• Trecho da fonte:

·····

Em teoria, Yao poderia gastar mais se encontrasse um emprego que pagasse mais do que seu salário mensal de 8.000 yuan (US$ 1.097), que é menos de um quinto do que os editores de livros ganham nos Estados Unidos, de acordo com o site de empregos Glassdoor.

Mas o mercado de trabalho chinês está fraco, com o desemprego entre os jovens atingindo máximas recordes acima de 21%.

O setor privado, responsável por 80% dos novos empregos urbanos, ainda está se recuperando das repressões regulatórias em empresas de tecnologia e outras indústrias.

Os formuladores de políticas prometeram aumentar o crédito para as empresas, mas estas estão, em última análise, limitadas pela frágil demanda doméstica.

Outra maneira de fazer pessoas como Yao gastarem é abordar suas inseguranças. Muitos ANBLEs pediram à China que fortalecesse sua rede de segurança social para reequilibrar a economia.

Em Pequim, onde Yao mora, os benefícios de desemprego de três a 24 meses valem até 2.233 yuan por mês, um pouco menos do que ela paga de aluguel por seu quarto de 12 metros quadrados.

Seus pais vivem na China rural e logo atingirão a idade de aposentadoria, após a qual cada um pode receber pensões anuais modestas de até 1.500 yuan.

Yao gasta 300 yuan por mês nos remédios de seu pai, o mesmo valor de uma aula de dança.

“Se o seguro médico público cobrisse mais despesas para os idosos, eu me sentiria mais segura”, disse Yao.

A incerteza financeira também a desencoraja a ter filhos, acrescentou. A população da China está envelhecendo e diminuindo, especialmente na faixa etária de 20 a 40 anos, quando as pessoas geralmente atingem o pico de consumo vitalício.

MEDIDAS

No último mês, vários departamentos governamentais anunciaram dezenas de medidas para impulsionar o consumo, atendendo aos apelos de uma importante reunião da liderança do Partido Comunista.

Incluem subsídios para carros e eletrodomésticos, ampliação do horário de funcionamento de restaurantes e promoção do turismo e atividades de entretenimento.

Yao não se convenceu e preferiria vales de consumo, que alguns governos locais na China emitiram, mas em quantidades muito pequenas para ter um impacto macro.

As empresas também estão pouco entusiasmadas.

·····

• Conjunto de dados:
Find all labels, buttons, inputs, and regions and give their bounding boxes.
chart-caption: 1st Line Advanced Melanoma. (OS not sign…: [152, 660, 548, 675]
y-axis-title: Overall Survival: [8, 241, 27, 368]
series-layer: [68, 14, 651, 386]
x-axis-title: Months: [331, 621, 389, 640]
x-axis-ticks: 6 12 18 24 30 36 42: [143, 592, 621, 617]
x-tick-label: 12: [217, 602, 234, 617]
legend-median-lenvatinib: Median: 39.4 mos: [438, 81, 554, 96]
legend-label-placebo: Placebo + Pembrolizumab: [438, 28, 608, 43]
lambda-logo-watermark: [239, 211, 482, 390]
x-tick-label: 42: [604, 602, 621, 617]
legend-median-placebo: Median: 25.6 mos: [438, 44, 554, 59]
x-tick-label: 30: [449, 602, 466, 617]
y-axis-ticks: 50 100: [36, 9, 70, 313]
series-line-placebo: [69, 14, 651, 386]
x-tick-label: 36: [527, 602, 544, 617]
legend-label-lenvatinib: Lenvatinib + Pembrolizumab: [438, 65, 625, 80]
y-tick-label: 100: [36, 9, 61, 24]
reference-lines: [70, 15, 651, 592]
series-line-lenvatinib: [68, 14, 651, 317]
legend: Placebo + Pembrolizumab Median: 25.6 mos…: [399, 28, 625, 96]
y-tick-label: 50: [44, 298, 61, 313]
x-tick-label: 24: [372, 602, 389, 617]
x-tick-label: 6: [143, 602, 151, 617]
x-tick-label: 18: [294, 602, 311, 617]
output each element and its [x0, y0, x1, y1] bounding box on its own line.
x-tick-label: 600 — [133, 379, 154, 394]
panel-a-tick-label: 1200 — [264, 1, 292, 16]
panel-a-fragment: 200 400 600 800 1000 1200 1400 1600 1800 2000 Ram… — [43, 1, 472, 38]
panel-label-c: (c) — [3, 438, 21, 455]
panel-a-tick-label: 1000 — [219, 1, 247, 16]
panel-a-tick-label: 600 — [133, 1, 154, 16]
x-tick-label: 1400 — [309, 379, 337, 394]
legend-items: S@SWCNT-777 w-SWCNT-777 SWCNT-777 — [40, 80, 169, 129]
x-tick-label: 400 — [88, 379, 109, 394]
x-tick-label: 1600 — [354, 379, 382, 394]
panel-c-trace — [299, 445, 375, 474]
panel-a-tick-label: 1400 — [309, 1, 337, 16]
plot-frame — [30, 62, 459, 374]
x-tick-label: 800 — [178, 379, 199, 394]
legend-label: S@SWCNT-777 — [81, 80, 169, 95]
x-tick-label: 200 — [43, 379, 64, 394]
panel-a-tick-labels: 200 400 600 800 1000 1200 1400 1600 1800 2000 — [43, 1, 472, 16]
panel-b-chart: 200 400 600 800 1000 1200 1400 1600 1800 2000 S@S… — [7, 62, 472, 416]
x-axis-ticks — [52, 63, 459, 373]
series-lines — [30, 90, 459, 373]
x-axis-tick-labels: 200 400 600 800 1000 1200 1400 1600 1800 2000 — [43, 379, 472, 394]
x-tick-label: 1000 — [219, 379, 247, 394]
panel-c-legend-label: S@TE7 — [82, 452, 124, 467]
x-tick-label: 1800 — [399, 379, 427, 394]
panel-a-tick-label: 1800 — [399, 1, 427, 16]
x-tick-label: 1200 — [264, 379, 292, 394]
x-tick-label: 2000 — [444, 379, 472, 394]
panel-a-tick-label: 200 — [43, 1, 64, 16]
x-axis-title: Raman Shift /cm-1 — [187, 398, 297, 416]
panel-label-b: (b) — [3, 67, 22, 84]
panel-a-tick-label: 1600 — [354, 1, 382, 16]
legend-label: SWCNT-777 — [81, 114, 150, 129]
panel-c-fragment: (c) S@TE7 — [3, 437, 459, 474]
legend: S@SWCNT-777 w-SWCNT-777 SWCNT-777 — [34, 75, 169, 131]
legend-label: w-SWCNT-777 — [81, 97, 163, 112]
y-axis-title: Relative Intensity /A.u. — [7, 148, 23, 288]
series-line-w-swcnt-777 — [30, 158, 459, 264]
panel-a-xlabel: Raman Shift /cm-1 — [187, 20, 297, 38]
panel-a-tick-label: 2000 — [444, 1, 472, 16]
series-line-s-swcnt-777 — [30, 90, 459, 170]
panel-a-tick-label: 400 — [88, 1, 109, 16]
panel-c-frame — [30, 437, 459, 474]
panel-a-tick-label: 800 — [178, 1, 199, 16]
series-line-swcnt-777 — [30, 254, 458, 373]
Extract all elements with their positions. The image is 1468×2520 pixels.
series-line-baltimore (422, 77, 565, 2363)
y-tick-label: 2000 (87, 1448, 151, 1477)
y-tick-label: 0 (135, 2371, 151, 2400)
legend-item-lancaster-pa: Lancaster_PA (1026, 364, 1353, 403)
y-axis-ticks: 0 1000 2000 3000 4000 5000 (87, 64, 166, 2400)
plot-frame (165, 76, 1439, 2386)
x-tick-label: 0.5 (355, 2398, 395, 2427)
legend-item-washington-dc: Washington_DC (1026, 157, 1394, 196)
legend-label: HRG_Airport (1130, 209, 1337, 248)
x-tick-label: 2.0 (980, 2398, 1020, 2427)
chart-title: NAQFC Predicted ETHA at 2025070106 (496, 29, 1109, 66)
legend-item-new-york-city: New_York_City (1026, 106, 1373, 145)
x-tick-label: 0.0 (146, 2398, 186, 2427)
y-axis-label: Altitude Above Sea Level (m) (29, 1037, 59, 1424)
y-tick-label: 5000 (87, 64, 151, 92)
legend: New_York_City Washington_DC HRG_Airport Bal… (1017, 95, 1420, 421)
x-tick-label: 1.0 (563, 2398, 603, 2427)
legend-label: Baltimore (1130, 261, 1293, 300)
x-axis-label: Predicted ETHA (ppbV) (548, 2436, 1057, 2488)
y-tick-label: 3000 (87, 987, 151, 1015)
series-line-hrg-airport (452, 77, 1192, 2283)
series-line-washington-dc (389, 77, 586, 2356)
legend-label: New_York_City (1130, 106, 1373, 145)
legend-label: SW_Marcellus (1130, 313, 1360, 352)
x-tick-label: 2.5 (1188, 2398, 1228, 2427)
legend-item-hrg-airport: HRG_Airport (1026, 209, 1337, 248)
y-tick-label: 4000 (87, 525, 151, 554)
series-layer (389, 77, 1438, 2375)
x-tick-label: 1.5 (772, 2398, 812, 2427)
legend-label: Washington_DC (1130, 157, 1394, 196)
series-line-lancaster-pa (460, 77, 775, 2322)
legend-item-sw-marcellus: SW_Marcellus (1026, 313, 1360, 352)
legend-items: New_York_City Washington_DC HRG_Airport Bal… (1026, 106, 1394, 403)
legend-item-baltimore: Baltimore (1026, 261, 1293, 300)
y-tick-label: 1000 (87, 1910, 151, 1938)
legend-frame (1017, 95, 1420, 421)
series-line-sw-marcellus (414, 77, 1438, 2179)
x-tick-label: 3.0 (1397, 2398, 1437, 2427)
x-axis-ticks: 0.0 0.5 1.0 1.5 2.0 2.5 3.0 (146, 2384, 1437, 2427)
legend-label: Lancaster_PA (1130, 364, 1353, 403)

·····

• Problemas a resolver:
a) Traduza para o inglês a frase "Yao gasta 300 yuan por mês nos remédios de seu pai, o mesmo valor de uma aula de dança.", do trecho sobre o consumo na China.
b) Dê continuidade ao trecho sobre o consumo na China a partir da sua última frase.
O material foi retirado de outra fonte.

• Respostas por item:
a) Yao spends 300 yuan a month on her father's medicine, the same amount as a dance class.

b)
“Realmente não vimos nada em termos de impulsionar a demanda”, disse Jens Eskelund, presidente da Câmara de Comércio Europeia na China, acrescentando “isso seria mais importante do que apoiar o lado da oferta.”

Wang Jiliu, 45 anos, que possui um negócio de catering na ilha chinesa de Hainan, diz que a receita está diminuindo, em parte porque a renda das pessoas não melhorou muito desde a pandemia.

Isso, por sua vez, afeta seus próprios hábitos de consumo.

“Eu penso da mesma forma: também vou controlar meu desejo de fazer compras”, disse Wang. “No passado, costumávamos comer fora e viajar, o que não fazemos mais tanto.”

Propostas para medidas voltadas para a demanda dos ANBLEs incluem serviços públicos melhores e mais amplamente disponíveis, benefícios sociais mais altos, dar aos trabalhadores mais poder de negociação legal ou distribuir ações de empresas estatais para os cidadãos.

Mas quem paga? Um fardo adicional para as empresas – através de maiores contribuições para o bem-estar social, por exemplo – é outro golpe para o emprego e o crescimento. Isso deixa o setor governamental, que está lidando com uma crise da dívida municipal.

Governos locais, embora com pouco dinheiro, são ricos em ativos. Os ativos líquidos de empresas estatais não financeiras atingiram 76,6 trilhões de yuan em 2021.

Michael Pettis, membro sênior da Carnegie China, estima que se Pequim obrigar os governos locais a transferir de 1% a 1,5% do PIB para as famílias, a China poderia manter o crescimento atual.

“A riqueza e o poder dos governos locais, empresas e elites financeiras muitas vezes dependem do controle desses ativos”, disse ele.

“Um dos maiores conflitos provavelmente será entre Pequim e os governos locais sobre como alocar os vários custos de ajuste. Isso se tornará uma das questões políticas mais controversas nos próximos dois anos.”